_Problem to solve_
Give back the full listing, character for character, with no pictures.

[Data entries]
----------
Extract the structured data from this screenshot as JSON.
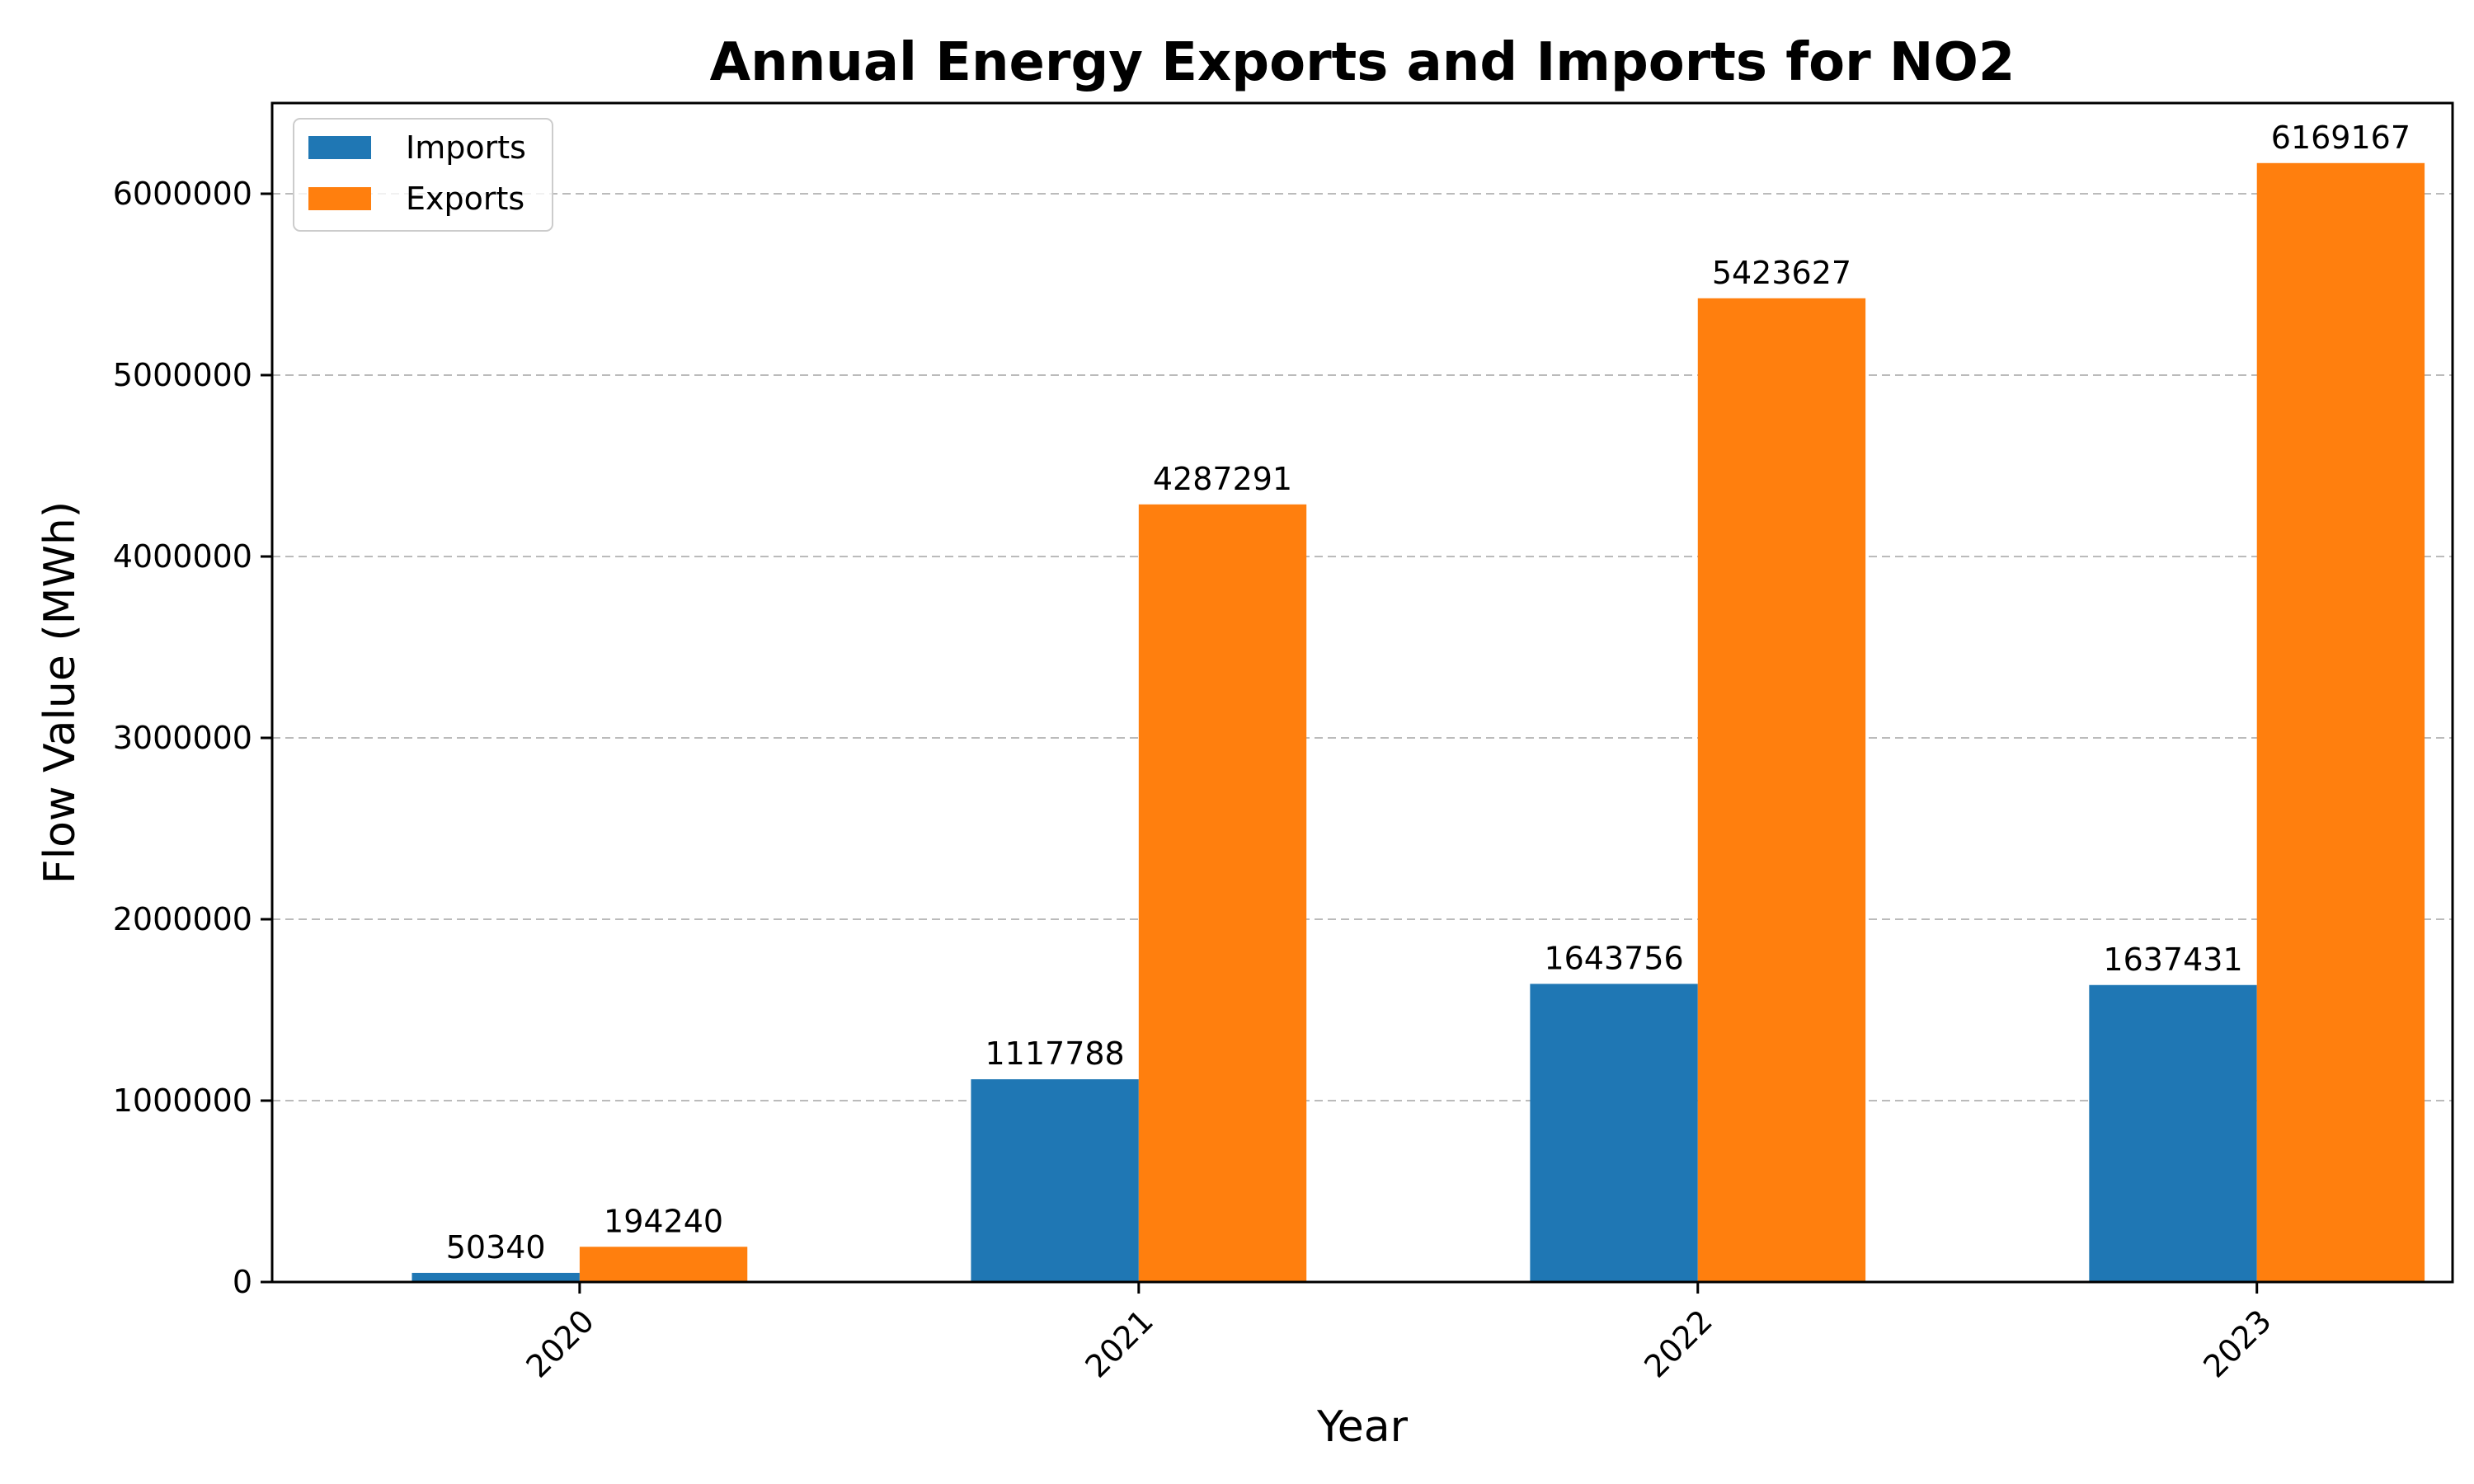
{
  "chart_data": {
    "type": "bar",
    "title": "Annual Energy Exports and Imports for NO2",
    "xlabel": "Year",
    "ylabel": "Flow Value (MWh)",
    "categories": [
      "2020",
      "2021",
      "2022",
      "2023"
    ],
    "series": [
      {
        "name": "Imports",
        "color": "#1f77b4",
        "values": [
          50340,
          1117788,
          1643756,
          1637431
        ]
      },
      {
        "name": "Exports",
        "color": "#ff7f0e",
        "values": [
          194240,
          4287291,
          5423627,
          6169167
        ]
      }
    ],
    "ylim": [
      0,
      6500000
    ],
    "yticks": [
      0,
      1000000,
      2000000,
      3000000,
      4000000,
      5000000,
      6000000
    ],
    "ytick_labels": [
      "0",
      "1000000",
      "2000000",
      "3000000",
      "4000000",
      "5000000",
      "6000000"
    ],
    "grid": "y-dashed",
    "legend_position": "top-left",
    "xtick_rotation": 45,
    "data_labels": true
  }
}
----------
_Task answer_
Extract the structured data from this screenshot as JSON.
{
  "chart_data": {
    "type": "bar",
    "title": "Annual Energy Exports and Imports for NO2",
    "xlabel": "Year",
    "ylabel": "Flow Value (MWh)",
    "categories": [
      "2020",
      "2021",
      "2022",
      "2023"
    ],
    "series": [
      {
        "name": "Imports",
        "color": "#1f77b4",
        "values": [
          50340,
          1117788,
          1643756,
          1637431
        ]
      },
      {
        "name": "Exports",
        "color": "#ff7f0e",
        "values": [
          194240,
          4287291,
          5423627,
          6169167
        ]
      }
    ],
    "ylim": [
      0,
      6500000
    ],
    "yticks": [
      0,
      1000000,
      2000000,
      3000000,
      4000000,
      5000000,
      6000000
    ],
    "ytick_labels": [
      "0",
      "1000000",
      "2000000",
      "3000000",
      "4000000",
      "5000000",
      "6000000"
    ],
    "grid": "y-dashed",
    "legend_position": "top-left",
    "xtick_rotation": 45,
    "data_labels": true
  }
}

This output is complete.